Given request :: Show all lines holding the string "Prozent".

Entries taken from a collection
• • • • •

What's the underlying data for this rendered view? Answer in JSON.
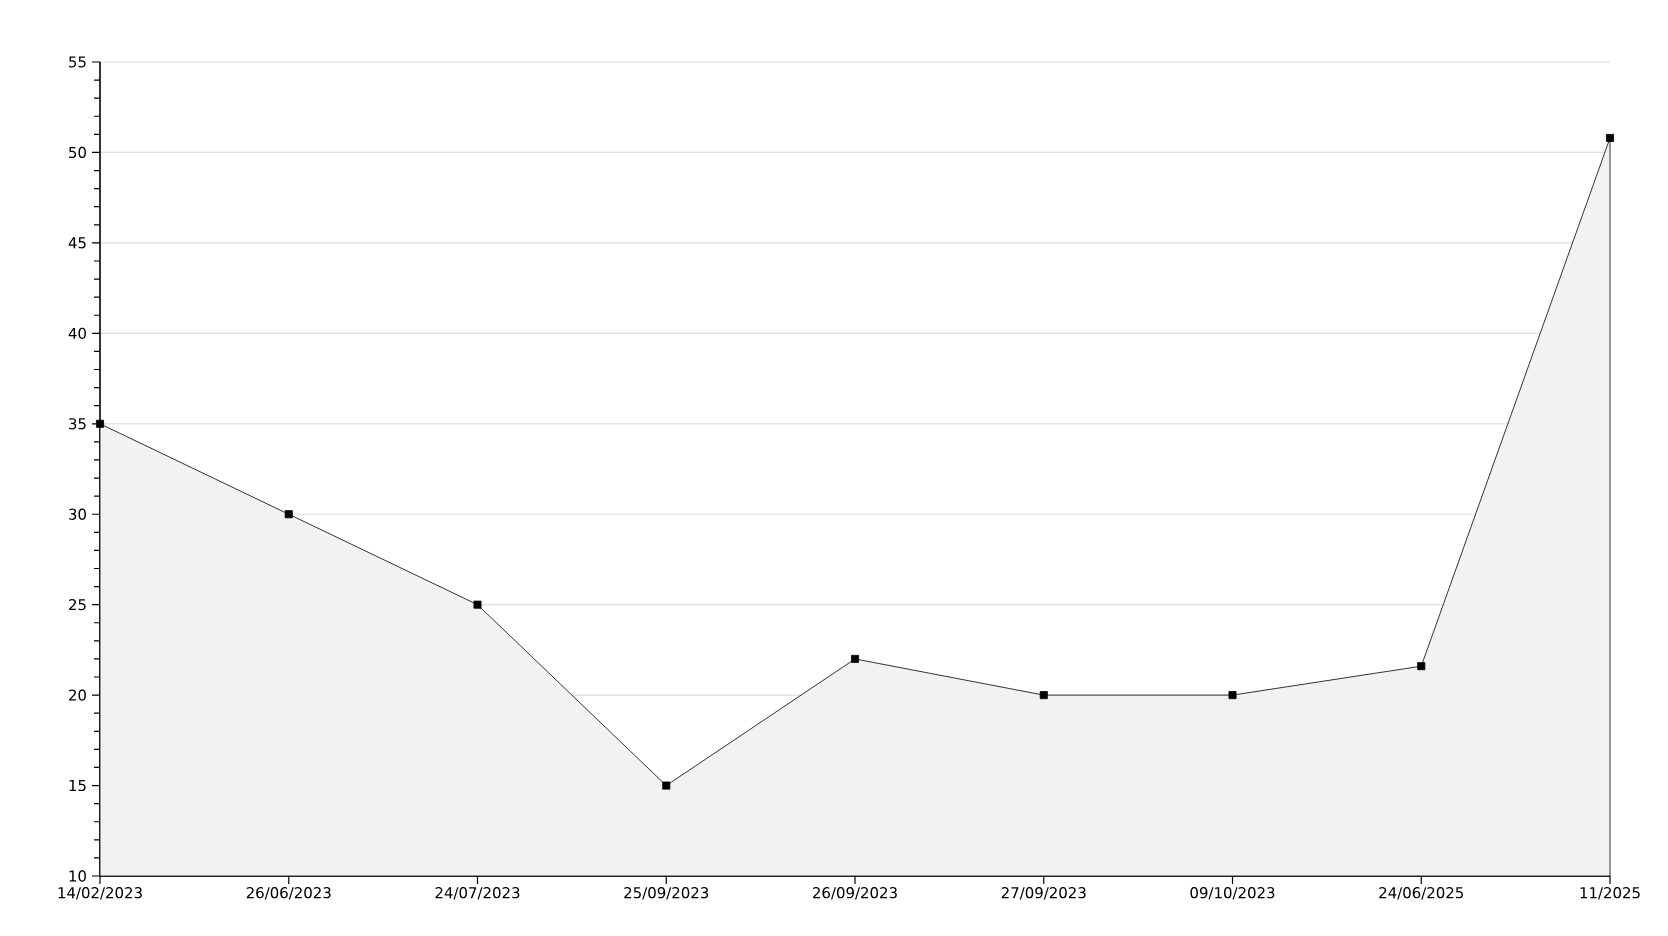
{
  "chart_data": {
    "type": "area",
    "categories": [
      "14/02/2023",
      "26/06/2023",
      "24/07/2023",
      "25/09/2023",
      "26/09/2023",
      "27/09/2023",
      "09/10/2023",
      "24/06/2025",
      "11/2025"
    ],
    "values": [
      35,
      30,
      25,
      15,
      22,
      20,
      20,
      21.6,
      50.8
    ],
    "color": "#000000",
    "ylim": [
      10,
      55
    ],
    "yticks": [
      10,
      15,
      20,
      25,
      30,
      35,
      40,
      45,
      50,
      55
    ],
    "grid": "y",
    "marker": "square"
  }
}
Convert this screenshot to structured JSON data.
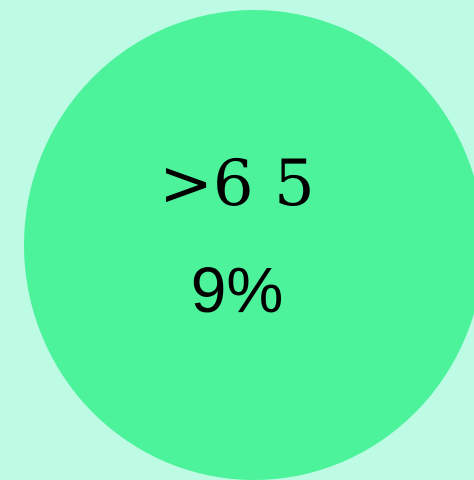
{
  "chart_data": {
    "type": "pie",
    "categories": [
      ">6 5"
    ],
    "values": [
      9
    ],
    "value_labels": [
      "9%"
    ],
    "colors": {
      "background": "#bdfbe5",
      "slice": "#4cf39b",
      "text": "#000000"
    }
  }
}
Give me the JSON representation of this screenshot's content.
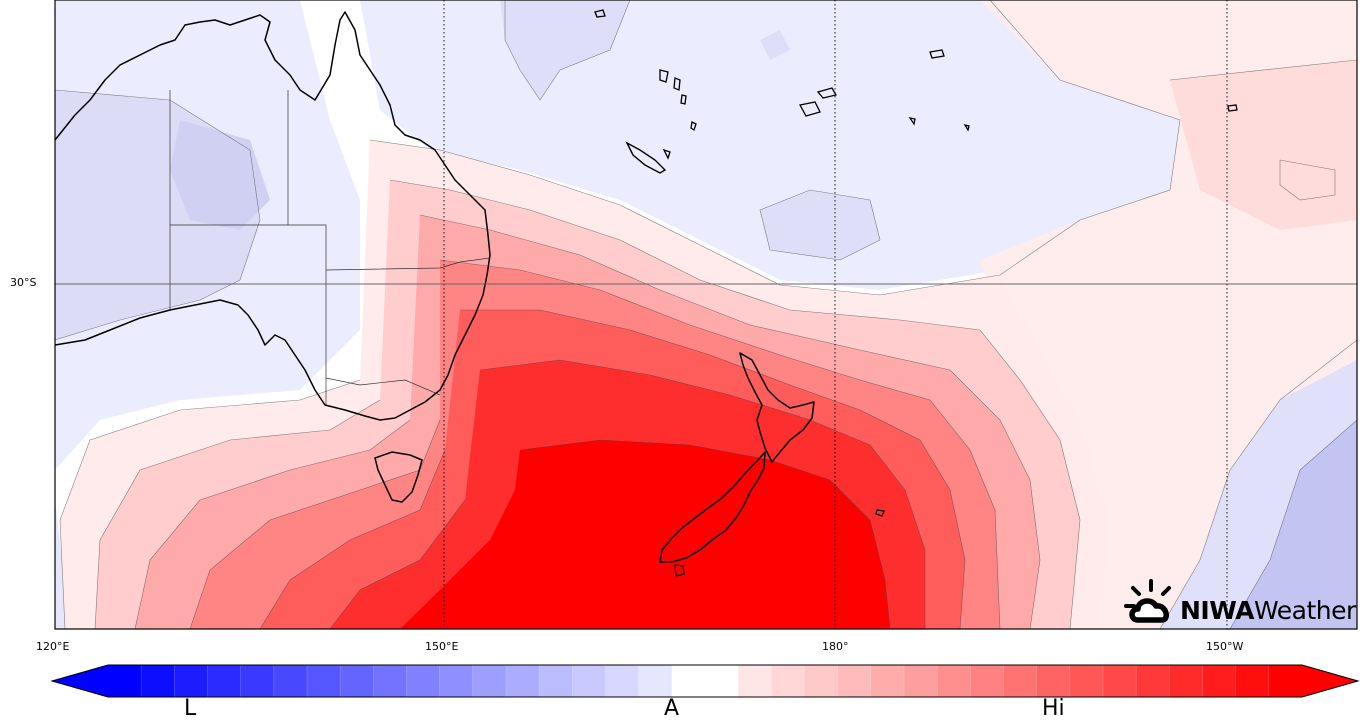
{
  "map": {
    "title": "",
    "latitude_labels": [
      {
        "text": "30°S"
      }
    ],
    "longitude_labels": [
      {
        "text": "120°E"
      },
      {
        "text": "150°E"
      },
      {
        "text": "180°"
      },
      {
        "text": "150°W"
      }
    ],
    "land_regions": [
      "Australia",
      "Tasmania",
      "New Zealand",
      "New Caledonia",
      "Vanuatu"
    ],
    "field": "anomaly",
    "max_anomaly_center": "south Tasman Sea / New Zealand",
    "colors": {
      "high": "#ff0000",
      "neutral": "#ffffff",
      "low": "#0000ff",
      "contour": "#333333",
      "coast": "#000000"
    }
  },
  "logo": {
    "part1": "NIWA",
    "part2": "Weather"
  },
  "colorbar": {
    "colors": [
      "#0000ff",
      "#0e0eff",
      "#1c1cff",
      "#2b2bff",
      "#3939ff",
      "#4848ff",
      "#5656ff",
      "#6464ff",
      "#7373ff",
      "#8181ff",
      "#8f8fff",
      "#9e9eff",
      "#acacff",
      "#bbbbff",
      "#c9c9ff",
      "#d7d7ff",
      "#e6e6ff",
      "#ffffff",
      "#ffffff",
      "#ffe6e6",
      "#ffd7d7",
      "#ffc9c9",
      "#ffbbbb",
      "#ffacac",
      "#ff9e9e",
      "#ff8f8f",
      "#ff8181",
      "#ff7373",
      "#ff6464",
      "#ff5656",
      "#ff4848",
      "#ff3939",
      "#ff2b2b",
      "#ff1c1c",
      "#ff0e0e",
      "#ff0000"
    ],
    "labels": {
      "low": "L",
      "avg": "A",
      "high": "Hi"
    }
  }
}
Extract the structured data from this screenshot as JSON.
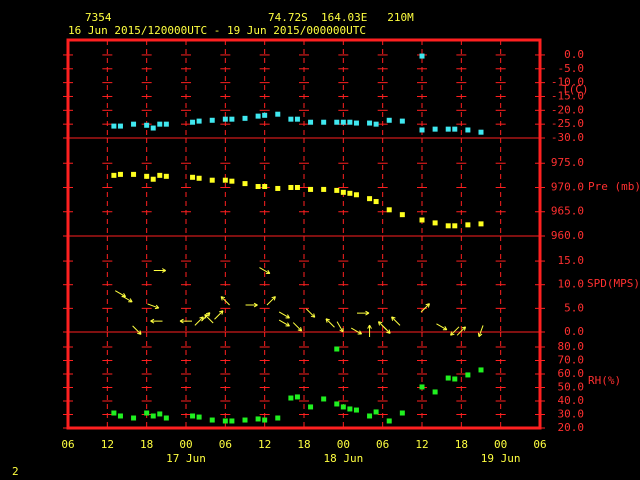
{
  "header": {
    "station": "7354",
    "location": "74.72S  164.03E   210M",
    "period": "16 Jun 2015/120000UTC - 19 Jun 2015/000000UTC"
  },
  "page_number": "2",
  "x_axis": {
    "xlim": [
      6,
      78
    ],
    "xticks": [
      {
        "value": 6,
        "label": "06"
      },
      {
        "value": 12,
        "label": "12"
      },
      {
        "value": 18,
        "label": "18"
      },
      {
        "value": 24,
        "label": "00"
      },
      {
        "value": 30,
        "label": "06"
      },
      {
        "value": 36,
        "label": "12"
      },
      {
        "value": 42,
        "label": "18"
      },
      {
        "value": 48,
        "label": "00"
      },
      {
        "value": 54,
        "label": "06"
      },
      {
        "value": 60,
        "label": "12"
      },
      {
        "value": 66,
        "label": "18"
      },
      {
        "value": 72,
        "label": "00"
      },
      {
        "value": 78,
        "label": "06"
      }
    ],
    "date_labels": [
      {
        "value": 24,
        "label": "17 Jun"
      },
      {
        "value": 48,
        "label": "18 Jun"
      },
      {
        "value": 72,
        "label": "19 Jun"
      }
    ]
  },
  "chart_data": [
    {
      "type": "scatter",
      "y_label": "T(C)",
      "color": "#40e8f0",
      "x": [
        13,
        14,
        16,
        18,
        19,
        20,
        21,
        25,
        26,
        28,
        30,
        31,
        33,
        35,
        36,
        38,
        40,
        41,
        43,
        45,
        47,
        48,
        49,
        50,
        52,
        53,
        55,
        57,
        60,
        60,
        62,
        64,
        65,
        67,
        69
      ],
      "values": [
        -25.7,
        -25.7,
        -25.0,
        -25.4,
        -26.4,
        -25.0,
        -25.0,
        -24.3,
        -23.9,
        -23.6,
        -23.2,
        -23.2,
        -22.9,
        -22.1,
        -21.8,
        -21.4,
        -23.2,
        -23.2,
        -24.3,
        -24.3,
        -24.3,
        -24.3,
        -24.3,
        -24.6,
        -24.6,
        -25.0,
        -23.6,
        -23.9,
        -0.4,
        -27.1,
        -26.8,
        -26.8,
        -26.8,
        -27.1,
        -27.9
      ],
      "ylim": [
        -30,
        5.4
      ],
      "yticks": [
        {
          "value": 0,
          "label": "0.0"
        },
        {
          "value": -5,
          "label": "-5.0"
        },
        {
          "value": -10,
          "label": "-10.0"
        },
        {
          "value": -15,
          "label": "-15.0"
        },
        {
          "value": -20,
          "label": "-20.0"
        },
        {
          "value": -25,
          "label": "-25.0"
        },
        {
          "value": -30,
          "label": "-30.0"
        }
      ]
    },
    {
      "type": "scatter",
      "y_label": "Pre (mb)",
      "color": "#ffff20",
      "x": [
        13,
        14,
        16,
        18,
        19,
        20,
        21,
        25,
        26,
        28,
        30,
        31,
        33,
        35,
        36,
        38,
        40,
        41,
        43,
        45,
        47,
        48,
        49,
        50,
        52,
        53,
        55,
        57,
        60,
        62,
        64,
        65,
        67,
        69
      ],
      "values": [
        972.5,
        972.7,
        972.7,
        972.3,
        971.7,
        972.5,
        972.3,
        972.1,
        971.9,
        971.5,
        971.5,
        971.3,
        970.8,
        970.2,
        970.2,
        969.8,
        970.0,
        970.0,
        969.6,
        969.6,
        969.4,
        969.0,
        968.8,
        968.5,
        967.7,
        967.1,
        965.4,
        964.4,
        963.3,
        962.7,
        962.1,
        962.1,
        962.3,
        962.5
      ],
      "ylim": [
        960,
        980.2
      ],
      "yticks": [
        {
          "value": 975,
          "label": "975.0"
        },
        {
          "value": 970,
          "label": "970.0"
        },
        {
          "value": 965,
          "label": "965.0"
        },
        {
          "value": 960,
          "label": "960.0"
        }
      ]
    },
    {
      "type": "vector",
      "y_label": "SPD(MPS)",
      "color": "#ffff40",
      "x": [
        14,
        15,
        16.5,
        19,
        19.5,
        20,
        24,
        26,
        27,
        27.5,
        29,
        30,
        34,
        36,
        37,
        39,
        39,
        41,
        43,
        46,
        47.5,
        50,
        51,
        52,
        54,
        54.5,
        56,
        60.5,
        63,
        65,
        66,
        69
      ],
      "values": [
        8.1,
        7.0,
        0.4,
        5.5,
        2.3,
        13.0,
        2.3,
        2.3,
        3.2,
        2.8,
        3.6,
        6.6,
        5.7,
        13.0,
        6.6,
        3.6,
        1.9,
        1.1,
        4.0,
        1.9,
        1.1,
        0.2,
        4.0,
        0.2,
        1.3,
        0.6,
        2.3,
        5.1,
        1.1,
        0.2,
        0.2,
        0.2
      ],
      "directions": [
        120,
        120,
        135,
        110,
        270,
        90,
        270,
        45,
        45,
        315,
        45,
        315,
        90,
        120,
        45,
        120,
        120,
        135,
        135,
        315,
        150,
        120,
        90,
        0,
        315,
        135,
        315,
        45,
        120,
        225,
        45,
        200
      ],
      "ylim": [
        0,
        20.3
      ],
      "yticks": [
        {
          "value": 15,
          "label": "15.0"
        },
        {
          "value": 10,
          "label": "10.0"
        },
        {
          "value": 5,
          "label": "5.0"
        },
        {
          "value": 0,
          "label": "0.0"
        }
      ]
    },
    {
      "type": "scatter",
      "y_label": "RH(%)",
      "color": "#20f020",
      "x": [
        13,
        14,
        16,
        18,
        19,
        20,
        21,
        25,
        26,
        28,
        30,
        31,
        33,
        35,
        36,
        38,
        40,
        41,
        43,
        45,
        47,
        47,
        48,
        49,
        50,
        52,
        53,
        55,
        57,
        60,
        62,
        64,
        65,
        67,
        69
      ],
      "values": [
        31.1,
        28.9,
        27.4,
        31.1,
        28.9,
        30.4,
        27.4,
        28.9,
        28.1,
        25.9,
        25.2,
        25.2,
        25.9,
        26.7,
        25.9,
        27.4,
        42.2,
        43.0,
        35.6,
        41.5,
        78.5,
        37.8,
        35.6,
        34.1,
        33.3,
        28.9,
        31.9,
        25.2,
        31.1,
        50.4,
        46.7,
        57.0,
        56.3,
        59.3,
        63.0
      ],
      "ylim": [
        20,
        91.1
      ],
      "yticks": [
        {
          "value": 80,
          "label": "80.0"
        },
        {
          "value": 70,
          "label": "70.0"
        },
        {
          "value": 60,
          "label": "60.0"
        },
        {
          "value": 50,
          "label": "50.0"
        },
        {
          "value": 40,
          "label": "40.0"
        },
        {
          "value": 30,
          "label": "30.0"
        },
        {
          "value": 20,
          "label": "20.0"
        }
      ]
    }
  ]
}
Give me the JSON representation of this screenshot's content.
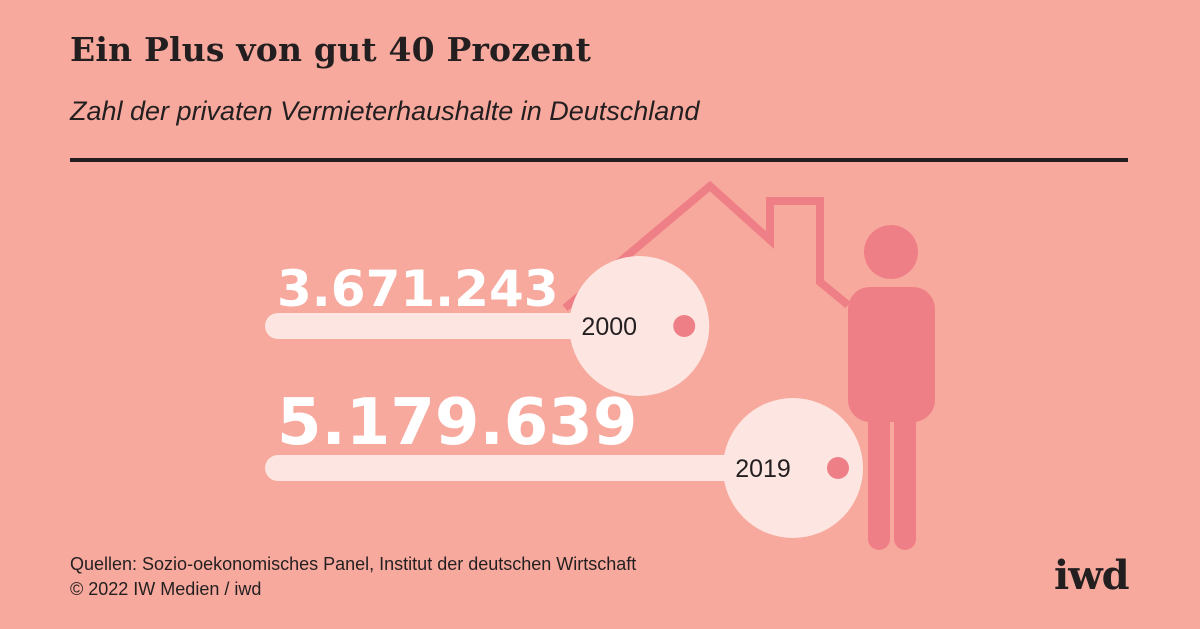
{
  "title": "Ein Plus von gut 40 Prozent",
  "subtitle": "Zahl der privaten Vermieterhaushalte in Deutschland",
  "source_line1": "Quellen: Sozio-oekonomisches Panel, Institut der deutschen Wirtschaft",
  "source_line2": "© 2022 IW Medien / iwd",
  "logo": "iwd",
  "colors": {
    "background": "#f8a99d",
    "key": "#fde6e1",
    "accent": "#ef7f86",
    "text": "#231f20"
  },
  "chart_data": {
    "type": "bar",
    "categories": [
      "2000",
      "2019"
    ],
    "values": [
      3671243,
      5179639
    ],
    "value_labels": [
      "3.671.243",
      "5.179.639"
    ],
    "title": "Ein Plus von gut 40 Prozent",
    "subtitle": "Zahl der privaten Vermieterhaushalte in Deutschland",
    "xlabel": "",
    "ylabel": "",
    "style": "pictogram keys"
  }
}
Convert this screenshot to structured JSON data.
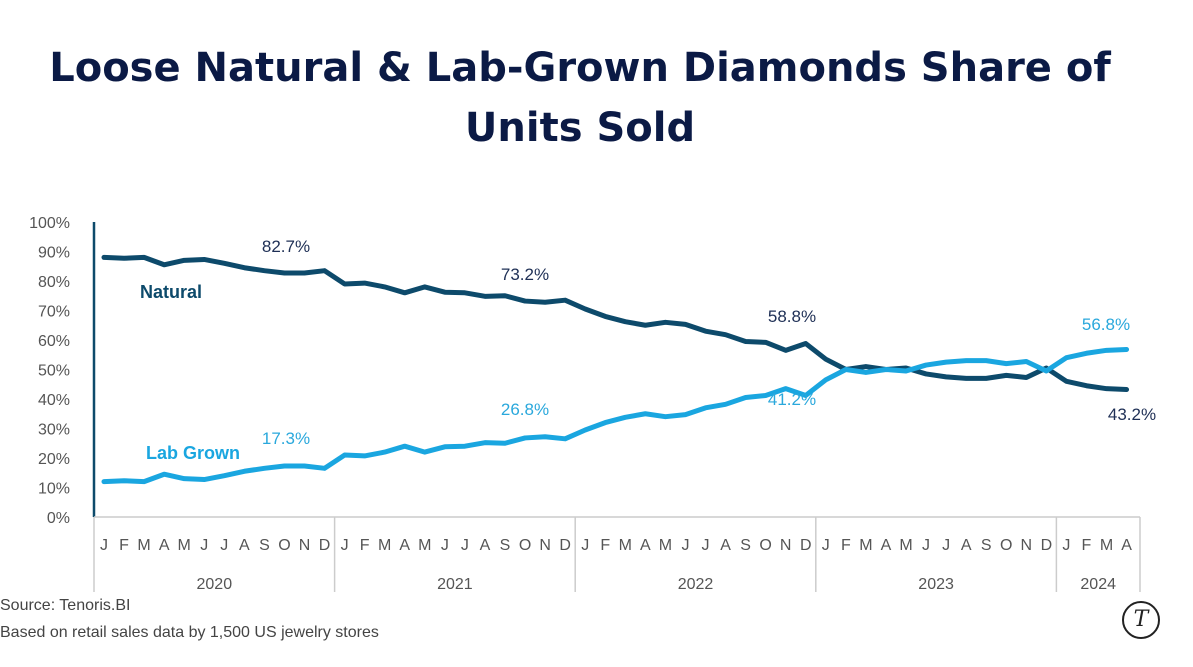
{
  "chart_data": {
    "type": "line",
    "title": "Loose Natural & Lab-Grown Diamonds Share of Units Sold",
    "xlabel": "",
    "ylabel": "",
    "ylim": [
      0,
      100
    ],
    "y_ticks": [
      "0%",
      "10%",
      "20%",
      "30%",
      "40%",
      "50%",
      "60%",
      "70%",
      "80%",
      "90%",
      "100%"
    ],
    "years": [
      {
        "label": "2020",
        "months": [
          "J",
          "F",
          "M",
          "A",
          "M",
          "J",
          "J",
          "A",
          "S",
          "O",
          "N",
          "D"
        ]
      },
      {
        "label": "2021",
        "months": [
          "J",
          "F",
          "M",
          "A",
          "M",
          "J",
          "J",
          "A",
          "S",
          "O",
          "N",
          "D"
        ]
      },
      {
        "label": "2022",
        "months": [
          "J",
          "F",
          "M",
          "A",
          "M",
          "J",
          "J",
          "A",
          "S",
          "O",
          "N",
          "D"
        ]
      },
      {
        "label": "2023",
        "months": [
          "J",
          "F",
          "M",
          "A",
          "M",
          "J",
          "J",
          "A",
          "S",
          "O",
          "N",
          "D"
        ]
      },
      {
        "label": "2024",
        "months": [
          "J",
          "F",
          "M",
          "A"
        ]
      }
    ],
    "grid": false,
    "series": [
      {
        "name": "Natural",
        "color": "#0d4a6b",
        "values": [
          88,
          87.7,
          88,
          85.5,
          87,
          87.3,
          86,
          84.5,
          83.5,
          82.7,
          82.7,
          83.5,
          79,
          79.3,
          78,
          76,
          78,
          76.2,
          76,
          74.8,
          75,
          73.2,
          72.8,
          73.5,
          70.5,
          68,
          66.2,
          65,
          66,
          65.3,
          63,
          61.8,
          59.5,
          59.2,
          56.5,
          58.8,
          53.5,
          50,
          51,
          50,
          50.5,
          48.5,
          47.5,
          47,
          47,
          48,
          47.3,
          50.5,
          46,
          44.5,
          43.5,
          43.2
        ]
      },
      {
        "name": "Lab Grown",
        "color": "#1aa6e0",
        "values": [
          12,
          12.3,
          12,
          14.5,
          13,
          12.7,
          14,
          15.5,
          16.5,
          17.3,
          17.3,
          16.5,
          21,
          20.7,
          22,
          24,
          22,
          23.8,
          24,
          25.2,
          25,
          26.8,
          27.2,
          26.5,
          29.5,
          32,
          33.8,
          35,
          34,
          34.7,
          37,
          38.2,
          40.5,
          41.2,
          43.5,
          41.2,
          46.5,
          50,
          49,
          50,
          49.5,
          51.5,
          52.5,
          53,
          53,
          52,
          52.7,
          49.5,
          54,
          55.5,
          56.5,
          56.8
        ]
      }
    ],
    "annotations": [
      {
        "series": "Natural",
        "text": "82.7%"
      },
      {
        "series": "Natural",
        "text": "73.2%"
      },
      {
        "series": "Natural",
        "text": "58.8%"
      },
      {
        "series": "Natural",
        "text": "43.2%"
      },
      {
        "series": "Lab Grown",
        "text": "17.3%"
      },
      {
        "series": "Lab Grown",
        "text": "26.8%"
      },
      {
        "series": "Lab Grown",
        "text": "41.2%"
      },
      {
        "series": "Lab Grown",
        "text": "56.8%"
      }
    ]
  },
  "footer": {
    "source": "Source: Tenoris.BI",
    "note": "Based on retail sales data by 1,500 US jewelry stores",
    "logo_text": "T"
  }
}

• • • • •

Response ::
  "title": "Ein Plus von gut 40 Prozent",
    "title": "Ein Plus von gut 40 Prozent",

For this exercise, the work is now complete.